▸ WHAT YOU ARE ASKED TO DO: Exactly as written, print each record in the listing.

(Dataset rows)
━━━━━━━━━━━━━━━━━━━━━━━━━━━━━━
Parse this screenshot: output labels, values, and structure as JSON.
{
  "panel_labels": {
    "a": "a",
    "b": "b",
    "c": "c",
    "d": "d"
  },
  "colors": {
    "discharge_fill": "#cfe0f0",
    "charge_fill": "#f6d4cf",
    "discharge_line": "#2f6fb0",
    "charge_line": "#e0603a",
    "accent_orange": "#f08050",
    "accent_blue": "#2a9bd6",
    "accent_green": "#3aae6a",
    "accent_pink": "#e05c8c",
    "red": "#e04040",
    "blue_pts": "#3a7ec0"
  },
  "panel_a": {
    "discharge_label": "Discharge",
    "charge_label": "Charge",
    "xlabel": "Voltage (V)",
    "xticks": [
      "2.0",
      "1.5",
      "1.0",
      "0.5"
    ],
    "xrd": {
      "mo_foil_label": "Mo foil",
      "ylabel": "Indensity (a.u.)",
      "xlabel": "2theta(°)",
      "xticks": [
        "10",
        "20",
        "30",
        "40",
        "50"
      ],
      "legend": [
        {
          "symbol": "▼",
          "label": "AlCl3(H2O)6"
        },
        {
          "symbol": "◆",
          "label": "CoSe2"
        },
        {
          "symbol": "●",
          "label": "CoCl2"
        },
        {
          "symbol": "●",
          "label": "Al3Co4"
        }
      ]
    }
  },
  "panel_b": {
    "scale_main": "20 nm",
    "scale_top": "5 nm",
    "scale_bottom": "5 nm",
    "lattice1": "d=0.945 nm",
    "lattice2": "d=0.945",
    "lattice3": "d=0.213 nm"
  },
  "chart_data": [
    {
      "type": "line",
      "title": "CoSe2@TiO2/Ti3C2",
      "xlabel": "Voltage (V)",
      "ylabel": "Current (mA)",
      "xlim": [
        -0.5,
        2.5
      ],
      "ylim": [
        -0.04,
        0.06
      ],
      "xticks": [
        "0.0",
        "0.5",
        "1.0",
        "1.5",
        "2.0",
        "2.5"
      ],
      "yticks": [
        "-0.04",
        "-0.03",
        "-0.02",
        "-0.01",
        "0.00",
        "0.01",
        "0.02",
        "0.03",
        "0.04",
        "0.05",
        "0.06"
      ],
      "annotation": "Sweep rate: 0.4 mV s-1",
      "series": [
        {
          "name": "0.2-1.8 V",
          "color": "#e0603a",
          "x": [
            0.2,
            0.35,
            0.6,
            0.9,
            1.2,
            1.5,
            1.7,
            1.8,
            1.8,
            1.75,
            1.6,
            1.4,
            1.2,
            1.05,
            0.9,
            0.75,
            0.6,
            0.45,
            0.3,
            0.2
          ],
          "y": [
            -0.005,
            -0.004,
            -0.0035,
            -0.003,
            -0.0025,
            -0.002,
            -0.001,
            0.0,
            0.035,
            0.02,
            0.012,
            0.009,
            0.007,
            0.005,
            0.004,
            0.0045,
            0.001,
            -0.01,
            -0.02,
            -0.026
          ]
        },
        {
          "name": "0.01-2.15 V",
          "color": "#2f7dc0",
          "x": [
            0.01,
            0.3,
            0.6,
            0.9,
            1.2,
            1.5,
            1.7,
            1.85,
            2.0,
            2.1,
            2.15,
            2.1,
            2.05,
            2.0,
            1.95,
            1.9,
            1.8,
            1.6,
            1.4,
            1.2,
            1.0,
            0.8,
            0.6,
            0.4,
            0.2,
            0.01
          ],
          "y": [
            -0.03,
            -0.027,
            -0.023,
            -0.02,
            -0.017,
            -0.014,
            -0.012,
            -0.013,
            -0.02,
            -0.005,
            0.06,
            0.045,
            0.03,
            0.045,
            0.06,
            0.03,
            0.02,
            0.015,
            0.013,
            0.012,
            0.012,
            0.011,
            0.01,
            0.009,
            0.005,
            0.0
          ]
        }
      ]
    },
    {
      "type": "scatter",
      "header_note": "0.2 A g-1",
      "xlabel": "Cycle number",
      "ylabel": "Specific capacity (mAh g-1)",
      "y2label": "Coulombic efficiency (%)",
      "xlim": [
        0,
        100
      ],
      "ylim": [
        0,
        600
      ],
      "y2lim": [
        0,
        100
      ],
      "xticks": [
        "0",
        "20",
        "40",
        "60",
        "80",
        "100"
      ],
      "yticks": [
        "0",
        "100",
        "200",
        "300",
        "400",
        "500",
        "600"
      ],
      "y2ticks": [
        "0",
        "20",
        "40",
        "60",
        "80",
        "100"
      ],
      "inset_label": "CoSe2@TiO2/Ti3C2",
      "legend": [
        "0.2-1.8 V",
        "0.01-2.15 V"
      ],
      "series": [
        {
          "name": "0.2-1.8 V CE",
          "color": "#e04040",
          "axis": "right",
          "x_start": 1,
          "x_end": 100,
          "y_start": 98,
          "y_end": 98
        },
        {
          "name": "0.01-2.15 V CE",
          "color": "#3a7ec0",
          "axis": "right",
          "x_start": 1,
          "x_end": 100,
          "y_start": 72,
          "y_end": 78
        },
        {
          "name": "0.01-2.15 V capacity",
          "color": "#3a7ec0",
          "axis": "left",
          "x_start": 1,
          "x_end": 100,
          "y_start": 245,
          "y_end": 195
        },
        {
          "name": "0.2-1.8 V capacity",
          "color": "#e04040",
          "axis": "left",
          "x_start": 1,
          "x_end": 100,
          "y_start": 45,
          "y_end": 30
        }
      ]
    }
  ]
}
━━━━━━━━━━━━━━━━━━━━━━━━━━━━━━
▸ REPLY:
Parse this screenshot: output labels, values, and structure as JSON.
{
  "panel_labels": {
    "a": "a",
    "b": "b",
    "c": "c",
    "d": "d"
  },
  "colors": {
    "discharge_fill": "#cfe0f0",
    "charge_fill": "#f6d4cf",
    "discharge_line": "#2f6fb0",
    "charge_line": "#e0603a",
    "accent_orange": "#f08050",
    "accent_blue": "#2a9bd6",
    "accent_green": "#3aae6a",
    "accent_pink": "#e05c8c",
    "red": "#e04040",
    "blue_pts": "#3a7ec0"
  },
  "panel_a": {
    "discharge_label": "Discharge",
    "charge_label": "Charge",
    "xlabel": "Voltage (V)",
    "xticks": [
      "2.0",
      "1.5",
      "1.0",
      "0.5"
    ],
    "xrd": {
      "mo_foil_label": "Mo foil",
      "ylabel": "Indensity (a.u.)",
      "xlabel": "2theta(°)",
      "xticks": [
        "10",
        "20",
        "30",
        "40",
        "50"
      ],
      "legend": [
        {
          "symbol": "▼",
          "label": "AlCl3(H2O)6"
        },
        {
          "symbol": "◆",
          "label": "CoSe2"
        },
        {
          "symbol": "●",
          "label": "CoCl2"
        },
        {
          "symbol": "●",
          "label": "Al3Co4"
        }
      ]
    }
  },
  "panel_b": {
    "scale_main": "20 nm",
    "scale_top": "5 nm",
    "scale_bottom": "5 nm",
    "lattice1": "d=0.945 nm",
    "lattice2": "d=0.945",
    "lattice3": "d=0.213 nm"
  },
  "chart_data": [
    {
      "type": "line",
      "title": "CoSe2@TiO2/Ti3C2",
      "xlabel": "Voltage (V)",
      "ylabel": "Current (mA)",
      "xlim": [
        -0.5,
        2.5
      ],
      "ylim": [
        -0.04,
        0.06
      ],
      "xticks": [
        "0.0",
        "0.5",
        "1.0",
        "1.5",
        "2.0",
        "2.5"
      ],
      "yticks": [
        "-0.04",
        "-0.03",
        "-0.02",
        "-0.01",
        "0.00",
        "0.01",
        "0.02",
        "0.03",
        "0.04",
        "0.05",
        "0.06"
      ],
      "annotation": "Sweep rate: 0.4 mV s-1",
      "series": [
        {
          "name": "0.2-1.8 V",
          "color": "#e0603a",
          "x": [
            0.2,
            0.35,
            0.6,
            0.9,
            1.2,
            1.5,
            1.7,
            1.8,
            1.8,
            1.75,
            1.6,
            1.4,
            1.2,
            1.05,
            0.9,
            0.75,
            0.6,
            0.45,
            0.3,
            0.2
          ],
          "y": [
            -0.005,
            -0.004,
            -0.0035,
            -0.003,
            -0.0025,
            -0.002,
            -0.001,
            0.0,
            0.035,
            0.02,
            0.012,
            0.009,
            0.007,
            0.005,
            0.004,
            0.0045,
            0.001,
            -0.01,
            -0.02,
            -0.026
          ]
        },
        {
          "name": "0.01-2.15 V",
          "color": "#2f7dc0",
          "x": [
            0.01,
            0.3,
            0.6,
            0.9,
            1.2,
            1.5,
            1.7,
            1.85,
            2.0,
            2.1,
            2.15,
            2.1,
            2.05,
            2.0,
            1.95,
            1.9,
            1.8,
            1.6,
            1.4,
            1.2,
            1.0,
            0.8,
            0.6,
            0.4,
            0.2,
            0.01
          ],
          "y": [
            -0.03,
            -0.027,
            -0.023,
            -0.02,
            -0.017,
            -0.014,
            -0.012,
            -0.013,
            -0.02,
            -0.005,
            0.06,
            0.045,
            0.03,
            0.045,
            0.06,
            0.03,
            0.02,
            0.015,
            0.013,
            0.012,
            0.012,
            0.011,
            0.01,
            0.009,
            0.005,
            0.0
          ]
        }
      ]
    },
    {
      "type": "scatter",
      "header_note": "0.2 A g-1",
      "xlabel": "Cycle number",
      "ylabel": "Specific capacity (mAh g-1)",
      "y2label": "Coulombic efficiency (%)",
      "xlim": [
        0,
        100
      ],
      "ylim": [
        0,
        600
      ],
      "y2lim": [
        0,
        100
      ],
      "xticks": [
        "0",
        "20",
        "40",
        "60",
        "80",
        "100"
      ],
      "yticks": [
        "0",
        "100",
        "200",
        "300",
        "400",
        "500",
        "600"
      ],
      "y2ticks": [
        "0",
        "20",
        "40",
        "60",
        "80",
        "100"
      ],
      "inset_label": "CoSe2@TiO2/Ti3C2",
      "legend": [
        "0.2-1.8 V",
        "0.01-2.15 V"
      ],
      "series": [
        {
          "name": "0.2-1.8 V CE",
          "color": "#e04040",
          "axis": "right",
          "x_start": 1,
          "x_end": 100,
          "y_start": 98,
          "y_end": 98
        },
        {
          "name": "0.01-2.15 V CE",
          "color": "#3a7ec0",
          "axis": "right",
          "x_start": 1,
          "x_end": 100,
          "y_start": 72,
          "y_end": 78
        },
        {
          "name": "0.01-2.15 V capacity",
          "color": "#3a7ec0",
          "axis": "left",
          "x_start": 1,
          "x_end": 100,
          "y_start": 245,
          "y_end": 195
        },
        {
          "name": "0.2-1.8 V capacity",
          "color": "#e04040",
          "axis": "left",
          "x_start": 1,
          "x_end": 100,
          "y_start": 45,
          "y_end": 30
        }
      ]
    }
  ]
}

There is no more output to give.